Given exercise
Return the listing below in full, with every line exactly as it is.

*** Data for this task

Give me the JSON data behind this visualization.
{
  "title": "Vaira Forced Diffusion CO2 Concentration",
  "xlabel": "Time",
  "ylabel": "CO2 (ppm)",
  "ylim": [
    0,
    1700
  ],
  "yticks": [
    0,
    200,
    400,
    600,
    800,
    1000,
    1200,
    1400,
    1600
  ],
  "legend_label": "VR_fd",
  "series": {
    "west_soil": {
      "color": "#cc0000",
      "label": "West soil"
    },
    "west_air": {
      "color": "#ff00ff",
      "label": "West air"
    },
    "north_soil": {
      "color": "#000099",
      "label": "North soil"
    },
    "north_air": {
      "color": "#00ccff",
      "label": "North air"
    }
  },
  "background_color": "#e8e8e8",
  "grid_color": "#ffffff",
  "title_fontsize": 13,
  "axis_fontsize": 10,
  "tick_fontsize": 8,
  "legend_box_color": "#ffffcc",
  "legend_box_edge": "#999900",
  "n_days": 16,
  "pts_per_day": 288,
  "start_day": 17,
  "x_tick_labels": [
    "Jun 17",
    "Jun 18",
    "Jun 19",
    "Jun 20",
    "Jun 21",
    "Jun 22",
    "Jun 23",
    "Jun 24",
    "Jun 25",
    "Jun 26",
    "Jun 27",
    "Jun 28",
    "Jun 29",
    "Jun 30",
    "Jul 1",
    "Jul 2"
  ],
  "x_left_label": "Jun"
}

******

Written response
Give me the JSON data behind this visualization.
{
  "title": "Vaira Forced Diffusion CO2 Concentration",
  "xlabel": "Time",
  "ylabel": "CO2 (ppm)",
  "ylim": [
    0,
    1700
  ],
  "yticks": [
    0,
    200,
    400,
    600,
    800,
    1000,
    1200,
    1400,
    1600
  ],
  "legend_label": "VR_fd",
  "series": {
    "west_soil": {
      "color": "#cc0000",
      "label": "West soil"
    },
    "west_air": {
      "color": "#ff00ff",
      "label": "West air"
    },
    "north_soil": {
      "color": "#000099",
      "label": "North soil"
    },
    "north_air": {
      "color": "#00ccff",
      "label": "North air"
    }
  },
  "background_color": "#e8e8e8",
  "grid_color": "#ffffff",
  "title_fontsize": 13,
  "axis_fontsize": 10,
  "tick_fontsize": 8,
  "legend_box_color": "#ffffcc",
  "legend_box_edge": "#999900",
  "n_days": 16,
  "pts_per_day": 288,
  "start_day": 17,
  "x_tick_labels": [
    "Jun 17",
    "Jun 18",
    "Jun 19",
    "Jun 20",
    "Jun 21",
    "Jun 22",
    "Jun 23",
    "Jun 24",
    "Jun 25",
    "Jun 26",
    "Jun 27",
    "Jun 28",
    "Jun 29",
    "Jun 30",
    "Jul 1",
    "Jul 2"
  ],
  "x_left_label": "Jun"
}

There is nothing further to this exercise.